TASK PROMPT: Extract every line of the material below and reproduce it faithfully.

─── LISTING

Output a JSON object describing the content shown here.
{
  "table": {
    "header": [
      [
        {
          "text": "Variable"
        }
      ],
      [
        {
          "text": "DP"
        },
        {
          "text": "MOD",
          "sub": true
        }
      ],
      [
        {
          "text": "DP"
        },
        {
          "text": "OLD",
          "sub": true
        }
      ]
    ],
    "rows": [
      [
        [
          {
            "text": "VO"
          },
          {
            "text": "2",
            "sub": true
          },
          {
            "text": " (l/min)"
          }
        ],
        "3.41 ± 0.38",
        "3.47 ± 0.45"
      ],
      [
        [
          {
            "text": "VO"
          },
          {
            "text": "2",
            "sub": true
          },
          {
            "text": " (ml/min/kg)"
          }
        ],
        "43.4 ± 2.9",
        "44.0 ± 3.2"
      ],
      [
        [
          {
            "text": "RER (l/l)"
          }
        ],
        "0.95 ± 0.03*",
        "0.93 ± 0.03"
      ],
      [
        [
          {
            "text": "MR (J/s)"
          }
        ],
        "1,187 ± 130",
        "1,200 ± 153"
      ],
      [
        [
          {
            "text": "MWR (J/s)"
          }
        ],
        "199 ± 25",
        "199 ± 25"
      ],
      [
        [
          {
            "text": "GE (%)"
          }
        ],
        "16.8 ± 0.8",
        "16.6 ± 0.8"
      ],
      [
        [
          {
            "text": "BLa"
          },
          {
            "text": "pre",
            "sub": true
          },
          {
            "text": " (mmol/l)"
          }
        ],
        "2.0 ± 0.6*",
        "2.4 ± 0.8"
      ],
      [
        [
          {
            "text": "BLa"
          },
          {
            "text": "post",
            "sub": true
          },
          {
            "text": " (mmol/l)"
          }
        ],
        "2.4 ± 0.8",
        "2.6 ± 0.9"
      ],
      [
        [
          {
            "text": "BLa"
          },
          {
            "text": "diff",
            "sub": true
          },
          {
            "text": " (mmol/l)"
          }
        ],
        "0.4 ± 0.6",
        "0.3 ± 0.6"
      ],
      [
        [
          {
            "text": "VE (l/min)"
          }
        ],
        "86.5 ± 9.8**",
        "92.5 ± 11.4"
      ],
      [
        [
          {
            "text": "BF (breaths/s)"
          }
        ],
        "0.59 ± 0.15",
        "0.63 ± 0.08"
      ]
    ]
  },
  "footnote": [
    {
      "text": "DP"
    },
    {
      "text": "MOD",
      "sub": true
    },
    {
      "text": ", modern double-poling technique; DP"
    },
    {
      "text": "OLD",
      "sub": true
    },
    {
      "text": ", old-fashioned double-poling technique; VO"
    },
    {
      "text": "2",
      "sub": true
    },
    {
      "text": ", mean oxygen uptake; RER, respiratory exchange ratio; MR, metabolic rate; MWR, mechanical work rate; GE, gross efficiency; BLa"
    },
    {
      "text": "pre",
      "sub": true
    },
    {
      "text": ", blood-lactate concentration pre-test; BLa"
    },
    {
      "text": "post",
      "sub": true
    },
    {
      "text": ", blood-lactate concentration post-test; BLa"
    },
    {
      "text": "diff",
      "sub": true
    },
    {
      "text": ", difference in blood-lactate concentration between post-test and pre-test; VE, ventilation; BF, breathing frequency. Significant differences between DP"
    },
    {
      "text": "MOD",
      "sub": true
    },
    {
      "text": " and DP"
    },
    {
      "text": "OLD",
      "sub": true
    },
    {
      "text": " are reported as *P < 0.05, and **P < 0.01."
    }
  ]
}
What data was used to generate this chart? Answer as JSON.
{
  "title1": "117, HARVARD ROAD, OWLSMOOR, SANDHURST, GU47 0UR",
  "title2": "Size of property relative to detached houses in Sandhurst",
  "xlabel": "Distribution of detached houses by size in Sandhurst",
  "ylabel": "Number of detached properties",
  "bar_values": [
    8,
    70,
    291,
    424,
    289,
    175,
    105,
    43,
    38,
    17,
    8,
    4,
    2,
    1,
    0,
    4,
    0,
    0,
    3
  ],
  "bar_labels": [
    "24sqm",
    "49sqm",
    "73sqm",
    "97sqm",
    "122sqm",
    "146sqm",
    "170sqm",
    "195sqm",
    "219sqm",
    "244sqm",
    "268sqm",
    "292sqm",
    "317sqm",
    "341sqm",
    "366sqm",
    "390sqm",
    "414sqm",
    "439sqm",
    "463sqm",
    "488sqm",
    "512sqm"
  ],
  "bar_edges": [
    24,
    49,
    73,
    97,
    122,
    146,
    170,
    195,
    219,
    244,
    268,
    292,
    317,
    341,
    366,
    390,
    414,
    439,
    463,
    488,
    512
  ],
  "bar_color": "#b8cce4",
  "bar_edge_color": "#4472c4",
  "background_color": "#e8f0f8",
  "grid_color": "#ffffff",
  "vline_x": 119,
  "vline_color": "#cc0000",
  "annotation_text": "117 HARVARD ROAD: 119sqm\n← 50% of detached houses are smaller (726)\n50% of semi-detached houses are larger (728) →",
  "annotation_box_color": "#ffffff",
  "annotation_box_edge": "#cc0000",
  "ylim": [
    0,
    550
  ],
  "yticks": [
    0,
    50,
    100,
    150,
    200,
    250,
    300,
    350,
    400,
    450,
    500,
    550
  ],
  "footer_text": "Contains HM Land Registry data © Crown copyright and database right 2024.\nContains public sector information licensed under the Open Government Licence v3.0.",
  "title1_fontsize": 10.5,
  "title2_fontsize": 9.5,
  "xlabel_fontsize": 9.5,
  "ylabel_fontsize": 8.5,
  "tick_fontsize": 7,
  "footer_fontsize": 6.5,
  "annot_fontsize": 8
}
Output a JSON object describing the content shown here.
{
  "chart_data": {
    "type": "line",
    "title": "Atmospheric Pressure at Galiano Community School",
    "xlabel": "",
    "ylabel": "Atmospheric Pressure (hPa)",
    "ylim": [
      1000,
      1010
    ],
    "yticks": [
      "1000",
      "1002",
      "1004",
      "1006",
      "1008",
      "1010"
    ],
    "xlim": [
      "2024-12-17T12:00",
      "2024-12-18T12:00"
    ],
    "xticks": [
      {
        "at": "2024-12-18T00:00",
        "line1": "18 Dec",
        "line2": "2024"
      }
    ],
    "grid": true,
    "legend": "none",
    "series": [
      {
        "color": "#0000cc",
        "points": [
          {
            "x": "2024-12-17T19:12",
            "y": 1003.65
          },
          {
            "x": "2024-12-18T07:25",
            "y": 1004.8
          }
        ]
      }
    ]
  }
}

──────

WRITTEN REPLY:
Output a JSON object describing the content shown here.
{
  "table": {
    "header": [
      [
        {
          "text": "Variable"
        }
      ],
      [
        {
          "text": "DP"
        },
        {
          "text": "MOD",
          "sub": true
        }
      ],
      [
        {
          "text": "DP"
        },
        {
          "text": "OLD",
          "sub": true
        }
      ]
    ],
    "rows": [
      [
        [
          {
            "text": "VO"
          },
          {
            "text": "2",
            "sub": true
          },
          {
            "text": " (l/min)"
          }
        ],
        "3.41 ± 0.38",
        "3.47 ± 0.45"
      ],
      [
        [
          {
            "text": "VO"
          },
          {
            "text": "2",
            "sub": true
          },
          {
            "text": " (ml/min/kg)"
          }
        ],
        "43.4 ± 2.9",
        "44.0 ± 3.2"
      ],
      [
        [
          {
            "text": "RER (l/l)"
          }
        ],
        "0.95 ± 0.03*",
        "0.93 ± 0.03"
      ],
      [
        [
          {
            "text": "MR (J/s)"
          }
        ],
        "1,187 ± 130",
        "1,200 ± 153"
      ],
      [
        [
          {
            "text": "MWR (J/s)"
          }
        ],
        "199 ± 25",
        "199 ± 25"
      ],
      [
        [
          {
            "text": "GE (%)"
          }
        ],
        "16.8 ± 0.8",
        "16.6 ± 0.8"
      ],
      [
        [
          {
            "text": "BLa"
          },
          {
            "text": "pre",
            "sub": true
          },
          {
            "text": " (mmol/l)"
          }
        ],
        "2.0 ± 0.6*",
        "2.4 ± 0.8"
      ],
      [
        [
          {
            "text": "BLa"
          },
          {
            "text": "post",
            "sub": true
          },
          {
            "text": " (mmol/l)"
          }
        ],
        "2.4 ± 0.8",
        "2.6 ± 0.9"
      ],
      [
        [
          {
            "text": "BLa"
          },
          {
            "text": "diff",
            "sub": true
          },
          {
            "text": " (mmol/l)"
          }
        ],
        "0.4 ± 0.6",
        "0.3 ± 0.6"
      ],
      [
        [
          {
            "text": "VE (l/min)"
          }
        ],
        "86.5 ± 9.8**",
        "92.5 ± 11.4"
      ],
      [
        [
          {
            "text": "BF (breaths/s)"
          }
        ],
        "0.59 ± 0.15",
        "0.63 ± 0.08"
      ]
    ]
  },
  "footnote": [
    {
      "text": "DP"
    },
    {
      "text": "MOD",
      "sub": true
    },
    {
      "text": ", modern double-poling technique; DP"
    },
    {
      "text": "OLD",
      "sub": true
    },
    {
      "text": ", old-fashioned double-poling technique; VO"
    },
    {
      "text": "2",
      "sub": true
    },
    {
      "text": ", mean oxygen uptake; RER, respiratory exchange ratio; MR, metabolic rate; MWR, mechanical work rate; GE, gross efficiency; BLa"
    },
    {
      "text": "pre",
      "sub": true
    },
    {
      "text": ", blood-lactate concentration pre-test; BLa"
    },
    {
      "text": "post",
      "sub": true
    },
    {
      "text": ", blood-lactate concentration post-test; BLa"
    },
    {
      "text": "diff",
      "sub": true
    },
    {
      "text": ", difference in blood-lactate concentration between post-test and pre-test; VE, ventilation; BF, breathing frequency. Significant differences between DP"
    },
    {
      "text": "MOD",
      "sub": true
    },
    {
      "text": " and DP"
    },
    {
      "text": "OLD",
      "sub": true
    },
    {
      "text": " are reported as *P < 0.05, and **P < 0.01."
    }
  ]
}
What data was used to generate this chart? Answer as JSON.
{
  "title1": "117, HARVARD ROAD, OWLSMOOR, SANDHURST, GU47 0UR",
  "title2": "Size of property relative to detached houses in Sandhurst",
  "xlabel": "Distribution of detached houses by size in Sandhurst",
  "ylabel": "Number of detached properties",
  "bar_values": [
    8,
    70,
    291,
    424,
    289,
    175,
    105,
    43,
    38,
    17,
    8,
    4,
    2,
    1,
    0,
    4,
    0,
    0,
    3
  ],
  "bar_labels": [
    "24sqm",
    "49sqm",
    "73sqm",
    "97sqm",
    "122sqm",
    "146sqm",
    "170sqm",
    "195sqm",
    "219sqm",
    "244sqm",
    "268sqm",
    "292sqm",
    "317sqm",
    "341sqm",
    "366sqm",
    "390sqm",
    "414sqm",
    "439sqm",
    "463sqm",
    "488sqm",
    "512sqm"
  ],
  "bar_edges": [
    24,
    49,
    73,
    97,
    122,
    146,
    170,
    195,
    219,
    244,
    268,
    292,
    317,
    341,
    366,
    390,
    414,
    439,
    463,
    488,
    512
  ],
  "bar_color": "#b8cce4",
  "bar_edge_color": "#4472c4",
  "background_color": "#e8f0f8",
  "grid_color": "#ffffff",
  "vline_x": 119,
  "vline_color": "#cc0000",
  "annotation_text": "117 HARVARD ROAD: 119sqm\n← 50% of detached houses are smaller (726)\n50% of semi-detached houses are larger (728) →",
  "annotation_box_color": "#ffffff",
  "annotation_box_edge": "#cc0000",
  "ylim": [
    0,
    550
  ],
  "yticks": [
    0,
    50,
    100,
    150,
    200,
    250,
    300,
    350,
    400,
    450,
    500,
    550
  ],
  "footer_text": "Contains HM Land Registry data © Crown copyright and database right 2024.\nContains public sector information licensed under the Open Government Licence v3.0.",
  "title1_fontsize": 10.5,
  "title2_fontsize": 9.5,
  "xlabel_fontsize": 9.5,
  "ylabel_fontsize": 8.5,
  "tick_fontsize": 7,
  "footer_fontsize": 6.5,
  "annot_fontsize": 8
}
Output a JSON object describing the content shown here.
{
  "chart_data": {
    "type": "line",
    "title": "Atmospheric Pressure at Galiano Community School",
    "xlabel": "",
    "ylabel": "Atmospheric Pressure (hPa)",
    "ylim": [
      1000,
      1010
    ],
    "yticks": [
      "1000",
      "1002",
      "1004",
      "1006",
      "1008",
      "1010"
    ],
    "xlim": [
      "2024-12-17T12:00",
      "2024-12-18T12:00"
    ],
    "xticks": [
      {
        "at": "2024-12-18T00:00",
        "line1": "18 Dec",
        "line2": "2024"
      }
    ],
    "grid": true,
    "legend": "none",
    "series": [
      {
        "color": "#0000cc",
        "points": [
          {
            "x": "2024-12-17T19:12",
            "y": 1003.65
          },
          {
            "x": "2024-12-18T07:25",
            "y": 1004.8
          }
        ]
      }
    ]
  }
}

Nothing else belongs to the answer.